What the task requires: Print the records again, character for character.

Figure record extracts

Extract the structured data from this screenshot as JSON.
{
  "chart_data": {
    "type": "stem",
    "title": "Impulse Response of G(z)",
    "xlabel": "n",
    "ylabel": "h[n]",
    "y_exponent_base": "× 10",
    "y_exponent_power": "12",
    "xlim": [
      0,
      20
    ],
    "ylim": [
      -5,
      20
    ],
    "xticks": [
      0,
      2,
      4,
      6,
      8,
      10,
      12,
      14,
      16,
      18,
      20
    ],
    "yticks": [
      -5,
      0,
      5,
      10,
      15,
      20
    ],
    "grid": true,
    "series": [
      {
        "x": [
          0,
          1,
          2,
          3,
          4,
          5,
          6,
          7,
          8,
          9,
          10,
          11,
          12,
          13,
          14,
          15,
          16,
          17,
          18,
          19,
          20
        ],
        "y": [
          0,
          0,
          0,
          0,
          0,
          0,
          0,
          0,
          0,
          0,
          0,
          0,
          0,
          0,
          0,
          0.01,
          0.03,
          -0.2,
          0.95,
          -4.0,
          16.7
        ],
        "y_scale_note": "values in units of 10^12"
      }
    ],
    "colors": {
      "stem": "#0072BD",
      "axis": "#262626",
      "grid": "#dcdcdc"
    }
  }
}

Reply:
Extract the structured data from this screenshot as JSON.
{
  "chart_data": {
    "type": "stem",
    "title": "Impulse Response of G(z)",
    "xlabel": "n",
    "ylabel": "h[n]",
    "y_exponent_base": "× 10",
    "y_exponent_power": "12",
    "xlim": [
      0,
      20
    ],
    "ylim": [
      -5,
      20
    ],
    "xticks": [
      0,
      2,
      4,
      6,
      8,
      10,
      12,
      14,
      16,
      18,
      20
    ],
    "yticks": [
      -5,
      0,
      5,
      10,
      15,
      20
    ],
    "grid": true,
    "series": [
      {
        "x": [
          0,
          1,
          2,
          3,
          4,
          5,
          6,
          7,
          8,
          9,
          10,
          11,
          12,
          13,
          14,
          15,
          16,
          17,
          18,
          19,
          20
        ],
        "y": [
          0,
          0,
          0,
          0,
          0,
          0,
          0,
          0,
          0,
          0,
          0,
          0,
          0,
          0,
          0,
          0.01,
          0.03,
          -0.2,
          0.95,
          -4.0,
          16.7
        ],
        "y_scale_note": "values in units of 10^12"
      }
    ],
    "colors": {
      "stem": "#0072BD",
      "axis": "#262626",
      "grid": "#dcdcdc"
    }
  }
}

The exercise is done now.